# To do
List all lines of the data that include the string "colors".

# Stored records

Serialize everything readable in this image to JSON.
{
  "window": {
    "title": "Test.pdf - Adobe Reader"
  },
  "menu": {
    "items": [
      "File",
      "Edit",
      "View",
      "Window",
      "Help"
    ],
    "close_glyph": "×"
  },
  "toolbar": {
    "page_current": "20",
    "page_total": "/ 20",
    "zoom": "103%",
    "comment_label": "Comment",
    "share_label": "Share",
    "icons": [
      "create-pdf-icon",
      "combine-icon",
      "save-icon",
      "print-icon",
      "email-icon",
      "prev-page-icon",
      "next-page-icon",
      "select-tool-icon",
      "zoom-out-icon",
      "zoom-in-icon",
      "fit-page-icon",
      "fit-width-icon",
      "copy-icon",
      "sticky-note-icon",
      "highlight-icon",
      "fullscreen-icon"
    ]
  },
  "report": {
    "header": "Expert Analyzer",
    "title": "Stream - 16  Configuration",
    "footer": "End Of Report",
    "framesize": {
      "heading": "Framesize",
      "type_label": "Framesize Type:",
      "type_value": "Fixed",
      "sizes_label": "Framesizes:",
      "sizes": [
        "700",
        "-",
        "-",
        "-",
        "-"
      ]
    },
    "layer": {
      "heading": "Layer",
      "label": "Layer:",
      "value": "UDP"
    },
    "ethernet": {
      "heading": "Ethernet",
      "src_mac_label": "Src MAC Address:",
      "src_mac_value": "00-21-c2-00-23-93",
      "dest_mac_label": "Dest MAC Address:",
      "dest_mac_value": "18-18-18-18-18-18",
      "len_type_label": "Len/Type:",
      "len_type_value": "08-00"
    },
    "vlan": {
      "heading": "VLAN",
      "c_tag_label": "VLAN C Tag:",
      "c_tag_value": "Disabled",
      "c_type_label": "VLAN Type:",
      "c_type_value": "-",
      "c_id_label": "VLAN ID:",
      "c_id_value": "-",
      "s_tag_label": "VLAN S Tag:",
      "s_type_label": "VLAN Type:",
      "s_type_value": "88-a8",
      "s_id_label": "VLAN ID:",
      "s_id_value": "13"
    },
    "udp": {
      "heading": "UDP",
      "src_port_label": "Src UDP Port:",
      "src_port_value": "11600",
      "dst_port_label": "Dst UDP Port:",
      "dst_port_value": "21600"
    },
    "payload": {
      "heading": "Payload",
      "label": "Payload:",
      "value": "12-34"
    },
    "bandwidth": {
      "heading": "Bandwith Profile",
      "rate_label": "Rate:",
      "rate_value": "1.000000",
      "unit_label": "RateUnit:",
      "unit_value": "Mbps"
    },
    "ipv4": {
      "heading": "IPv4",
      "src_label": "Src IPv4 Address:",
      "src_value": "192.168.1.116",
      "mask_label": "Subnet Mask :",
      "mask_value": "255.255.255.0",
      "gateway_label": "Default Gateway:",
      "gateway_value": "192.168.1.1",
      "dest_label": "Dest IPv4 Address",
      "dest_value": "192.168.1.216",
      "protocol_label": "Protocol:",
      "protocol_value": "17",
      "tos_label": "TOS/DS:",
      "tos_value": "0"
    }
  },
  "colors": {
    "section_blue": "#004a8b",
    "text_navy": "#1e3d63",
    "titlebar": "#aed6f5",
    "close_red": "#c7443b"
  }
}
--
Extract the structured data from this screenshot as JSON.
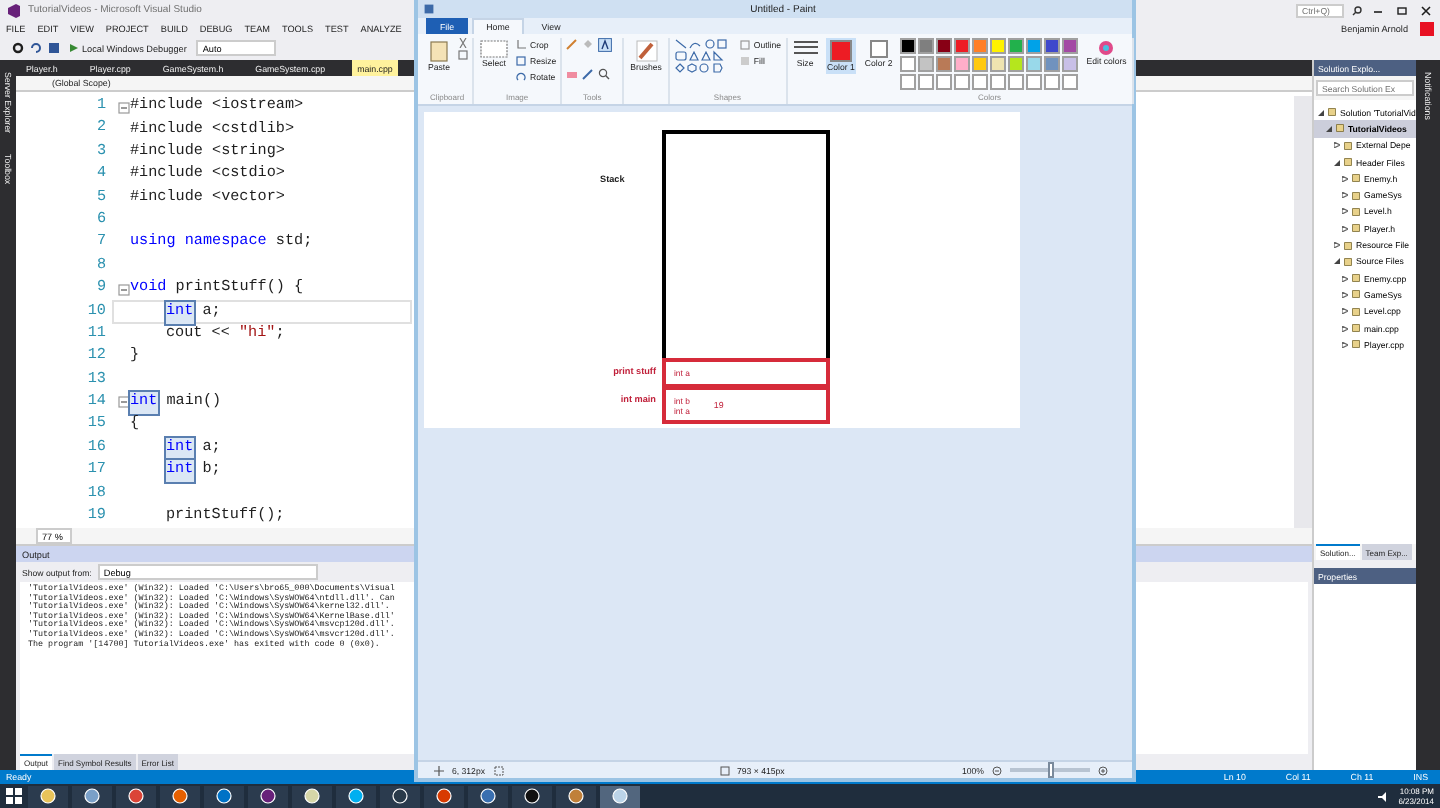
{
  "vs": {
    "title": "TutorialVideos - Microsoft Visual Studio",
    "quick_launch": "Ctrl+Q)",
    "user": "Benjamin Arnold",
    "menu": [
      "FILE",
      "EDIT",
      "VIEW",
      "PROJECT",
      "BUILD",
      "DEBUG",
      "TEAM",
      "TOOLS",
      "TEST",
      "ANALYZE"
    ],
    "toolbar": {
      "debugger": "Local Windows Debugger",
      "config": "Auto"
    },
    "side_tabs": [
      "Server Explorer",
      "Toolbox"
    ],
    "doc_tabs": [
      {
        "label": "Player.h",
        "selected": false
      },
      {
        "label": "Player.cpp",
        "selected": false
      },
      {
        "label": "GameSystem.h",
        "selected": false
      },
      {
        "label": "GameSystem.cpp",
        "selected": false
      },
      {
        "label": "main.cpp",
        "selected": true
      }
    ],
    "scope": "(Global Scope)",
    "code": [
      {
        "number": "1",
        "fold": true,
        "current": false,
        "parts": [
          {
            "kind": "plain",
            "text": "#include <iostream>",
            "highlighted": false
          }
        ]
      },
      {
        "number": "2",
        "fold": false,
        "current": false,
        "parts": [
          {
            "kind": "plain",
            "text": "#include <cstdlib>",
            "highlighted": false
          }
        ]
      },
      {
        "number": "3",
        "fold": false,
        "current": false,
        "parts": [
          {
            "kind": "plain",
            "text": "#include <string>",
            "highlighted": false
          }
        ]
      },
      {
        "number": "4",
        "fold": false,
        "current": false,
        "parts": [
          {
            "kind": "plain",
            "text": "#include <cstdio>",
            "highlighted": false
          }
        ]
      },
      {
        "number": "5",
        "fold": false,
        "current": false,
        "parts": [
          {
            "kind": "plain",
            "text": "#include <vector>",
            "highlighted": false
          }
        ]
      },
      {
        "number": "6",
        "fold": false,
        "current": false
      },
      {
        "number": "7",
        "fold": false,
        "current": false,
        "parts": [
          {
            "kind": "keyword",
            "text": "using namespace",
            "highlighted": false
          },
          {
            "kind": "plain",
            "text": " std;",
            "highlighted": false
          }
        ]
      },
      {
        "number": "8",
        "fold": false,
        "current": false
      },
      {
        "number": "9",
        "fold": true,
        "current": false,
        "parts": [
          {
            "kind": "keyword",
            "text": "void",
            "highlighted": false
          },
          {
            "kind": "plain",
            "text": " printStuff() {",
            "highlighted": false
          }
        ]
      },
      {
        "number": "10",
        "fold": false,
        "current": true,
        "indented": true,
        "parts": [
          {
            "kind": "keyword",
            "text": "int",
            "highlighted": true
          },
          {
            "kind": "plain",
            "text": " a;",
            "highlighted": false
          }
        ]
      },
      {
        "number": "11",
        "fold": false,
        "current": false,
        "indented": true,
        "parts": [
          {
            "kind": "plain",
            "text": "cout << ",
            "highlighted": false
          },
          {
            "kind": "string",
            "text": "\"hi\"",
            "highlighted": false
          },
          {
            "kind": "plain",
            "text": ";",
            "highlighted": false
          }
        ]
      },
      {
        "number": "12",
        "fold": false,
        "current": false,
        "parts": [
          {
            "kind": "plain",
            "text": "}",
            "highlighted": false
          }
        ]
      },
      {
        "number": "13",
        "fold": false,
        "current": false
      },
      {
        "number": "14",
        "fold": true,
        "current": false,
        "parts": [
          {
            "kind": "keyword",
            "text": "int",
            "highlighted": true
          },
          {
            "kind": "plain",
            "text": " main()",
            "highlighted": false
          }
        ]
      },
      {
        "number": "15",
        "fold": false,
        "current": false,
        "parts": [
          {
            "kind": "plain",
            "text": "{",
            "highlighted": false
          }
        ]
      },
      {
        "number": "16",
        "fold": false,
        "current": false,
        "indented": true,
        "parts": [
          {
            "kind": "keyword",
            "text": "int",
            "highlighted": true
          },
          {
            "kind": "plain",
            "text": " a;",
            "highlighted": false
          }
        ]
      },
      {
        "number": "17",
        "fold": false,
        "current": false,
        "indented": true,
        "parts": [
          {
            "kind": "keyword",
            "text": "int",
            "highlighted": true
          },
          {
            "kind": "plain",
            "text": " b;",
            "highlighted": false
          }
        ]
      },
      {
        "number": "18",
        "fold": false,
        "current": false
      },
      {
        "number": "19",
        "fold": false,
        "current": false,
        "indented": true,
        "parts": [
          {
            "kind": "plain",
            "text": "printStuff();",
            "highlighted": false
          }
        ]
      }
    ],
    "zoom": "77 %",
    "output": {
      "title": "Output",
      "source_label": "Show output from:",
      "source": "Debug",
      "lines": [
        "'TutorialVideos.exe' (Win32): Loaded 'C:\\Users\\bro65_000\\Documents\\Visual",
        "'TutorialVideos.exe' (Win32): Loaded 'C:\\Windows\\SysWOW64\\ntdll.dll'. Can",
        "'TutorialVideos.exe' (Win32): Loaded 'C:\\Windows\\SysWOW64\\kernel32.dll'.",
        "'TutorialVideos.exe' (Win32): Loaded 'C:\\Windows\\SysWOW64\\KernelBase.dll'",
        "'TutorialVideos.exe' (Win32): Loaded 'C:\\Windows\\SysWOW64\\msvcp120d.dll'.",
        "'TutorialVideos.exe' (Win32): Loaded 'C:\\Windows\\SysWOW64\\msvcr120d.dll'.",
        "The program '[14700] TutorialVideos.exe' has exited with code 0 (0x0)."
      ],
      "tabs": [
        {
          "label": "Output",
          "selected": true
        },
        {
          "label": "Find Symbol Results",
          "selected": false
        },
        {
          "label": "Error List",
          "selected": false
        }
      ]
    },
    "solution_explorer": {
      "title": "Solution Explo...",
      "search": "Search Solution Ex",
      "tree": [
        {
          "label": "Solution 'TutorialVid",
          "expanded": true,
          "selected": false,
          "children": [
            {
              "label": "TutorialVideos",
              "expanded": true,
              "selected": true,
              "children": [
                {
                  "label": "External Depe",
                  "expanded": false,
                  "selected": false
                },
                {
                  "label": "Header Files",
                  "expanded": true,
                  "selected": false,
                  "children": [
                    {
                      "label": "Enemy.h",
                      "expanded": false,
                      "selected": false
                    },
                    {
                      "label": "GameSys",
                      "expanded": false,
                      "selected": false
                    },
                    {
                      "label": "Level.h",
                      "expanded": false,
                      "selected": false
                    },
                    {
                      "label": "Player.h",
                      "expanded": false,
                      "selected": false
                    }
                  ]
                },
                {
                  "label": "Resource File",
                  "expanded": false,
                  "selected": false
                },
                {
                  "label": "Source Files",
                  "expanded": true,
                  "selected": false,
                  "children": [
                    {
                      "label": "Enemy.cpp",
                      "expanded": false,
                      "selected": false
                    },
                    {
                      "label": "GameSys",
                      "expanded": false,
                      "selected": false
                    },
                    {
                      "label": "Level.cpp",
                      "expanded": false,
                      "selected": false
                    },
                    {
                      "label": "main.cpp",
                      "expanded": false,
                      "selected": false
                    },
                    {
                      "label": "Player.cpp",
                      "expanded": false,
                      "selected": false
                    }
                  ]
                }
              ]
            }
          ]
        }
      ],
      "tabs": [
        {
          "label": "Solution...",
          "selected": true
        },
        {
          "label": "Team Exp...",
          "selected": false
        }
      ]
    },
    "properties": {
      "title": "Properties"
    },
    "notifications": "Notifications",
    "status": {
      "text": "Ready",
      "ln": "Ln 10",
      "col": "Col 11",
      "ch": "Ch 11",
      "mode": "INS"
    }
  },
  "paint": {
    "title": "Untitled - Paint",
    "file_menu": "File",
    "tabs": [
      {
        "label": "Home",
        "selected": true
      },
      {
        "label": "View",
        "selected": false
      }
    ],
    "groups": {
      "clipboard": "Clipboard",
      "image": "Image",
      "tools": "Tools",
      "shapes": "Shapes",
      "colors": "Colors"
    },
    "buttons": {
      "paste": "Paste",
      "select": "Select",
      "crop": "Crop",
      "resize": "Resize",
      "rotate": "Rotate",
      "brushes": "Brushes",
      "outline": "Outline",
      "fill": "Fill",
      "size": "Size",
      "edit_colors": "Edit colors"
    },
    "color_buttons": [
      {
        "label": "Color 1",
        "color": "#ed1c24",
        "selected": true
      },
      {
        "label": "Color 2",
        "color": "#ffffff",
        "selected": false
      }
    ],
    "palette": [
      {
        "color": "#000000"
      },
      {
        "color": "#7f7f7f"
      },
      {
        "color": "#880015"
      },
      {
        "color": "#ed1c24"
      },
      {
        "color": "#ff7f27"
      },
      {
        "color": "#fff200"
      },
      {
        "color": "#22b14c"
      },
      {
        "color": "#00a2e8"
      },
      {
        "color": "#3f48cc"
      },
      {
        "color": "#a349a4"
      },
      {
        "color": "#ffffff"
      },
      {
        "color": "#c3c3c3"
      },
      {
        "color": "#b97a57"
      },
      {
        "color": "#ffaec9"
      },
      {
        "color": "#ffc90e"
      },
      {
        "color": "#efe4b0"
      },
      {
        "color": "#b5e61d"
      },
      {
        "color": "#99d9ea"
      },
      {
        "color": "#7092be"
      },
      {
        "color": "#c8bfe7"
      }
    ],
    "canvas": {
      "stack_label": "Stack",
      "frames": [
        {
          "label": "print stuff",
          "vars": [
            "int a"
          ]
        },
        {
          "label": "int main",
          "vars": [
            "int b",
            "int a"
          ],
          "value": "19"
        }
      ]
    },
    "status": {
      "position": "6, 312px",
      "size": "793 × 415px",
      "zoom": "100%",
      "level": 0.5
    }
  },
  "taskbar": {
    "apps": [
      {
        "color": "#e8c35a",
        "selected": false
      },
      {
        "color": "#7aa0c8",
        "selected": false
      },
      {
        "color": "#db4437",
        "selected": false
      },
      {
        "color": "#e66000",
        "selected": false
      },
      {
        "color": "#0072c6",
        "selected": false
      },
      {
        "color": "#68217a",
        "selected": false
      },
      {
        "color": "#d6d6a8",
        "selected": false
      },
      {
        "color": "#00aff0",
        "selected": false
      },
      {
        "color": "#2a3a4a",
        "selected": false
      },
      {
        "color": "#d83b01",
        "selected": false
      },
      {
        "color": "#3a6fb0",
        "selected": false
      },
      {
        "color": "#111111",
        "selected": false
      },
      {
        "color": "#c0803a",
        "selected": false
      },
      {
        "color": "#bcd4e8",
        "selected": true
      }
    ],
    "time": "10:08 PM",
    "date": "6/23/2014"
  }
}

# Correct answer
  "colors": {
      "colors": "Colors"
      "edit_colors": "Edit colors"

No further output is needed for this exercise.